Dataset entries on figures
-*-

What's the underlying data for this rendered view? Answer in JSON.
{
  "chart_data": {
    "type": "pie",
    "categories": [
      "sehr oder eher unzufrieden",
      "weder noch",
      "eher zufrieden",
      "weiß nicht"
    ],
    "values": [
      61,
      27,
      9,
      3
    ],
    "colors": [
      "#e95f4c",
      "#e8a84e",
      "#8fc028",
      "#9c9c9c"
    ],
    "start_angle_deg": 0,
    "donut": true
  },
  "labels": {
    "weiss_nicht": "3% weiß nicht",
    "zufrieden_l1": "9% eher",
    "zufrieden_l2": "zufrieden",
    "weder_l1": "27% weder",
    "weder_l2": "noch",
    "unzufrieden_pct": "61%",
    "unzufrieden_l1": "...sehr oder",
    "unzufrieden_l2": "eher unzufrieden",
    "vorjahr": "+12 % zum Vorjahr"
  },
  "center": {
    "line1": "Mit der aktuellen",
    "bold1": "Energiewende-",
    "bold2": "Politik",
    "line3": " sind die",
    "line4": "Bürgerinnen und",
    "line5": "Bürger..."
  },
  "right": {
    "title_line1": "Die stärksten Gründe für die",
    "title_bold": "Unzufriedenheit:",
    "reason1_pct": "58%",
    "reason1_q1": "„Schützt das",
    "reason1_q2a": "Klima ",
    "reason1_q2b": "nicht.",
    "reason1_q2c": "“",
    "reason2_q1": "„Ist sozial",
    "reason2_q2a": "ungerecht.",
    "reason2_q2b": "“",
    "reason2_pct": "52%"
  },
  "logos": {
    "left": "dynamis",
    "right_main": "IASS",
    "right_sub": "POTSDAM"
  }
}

-*-

▶ [Work to be completed] Show every line of the records above that contains the word "oder".

▶ [Correct response]
      "sehr oder eher unzufrieden",
    "unzufrieden_l1": "...sehr oder",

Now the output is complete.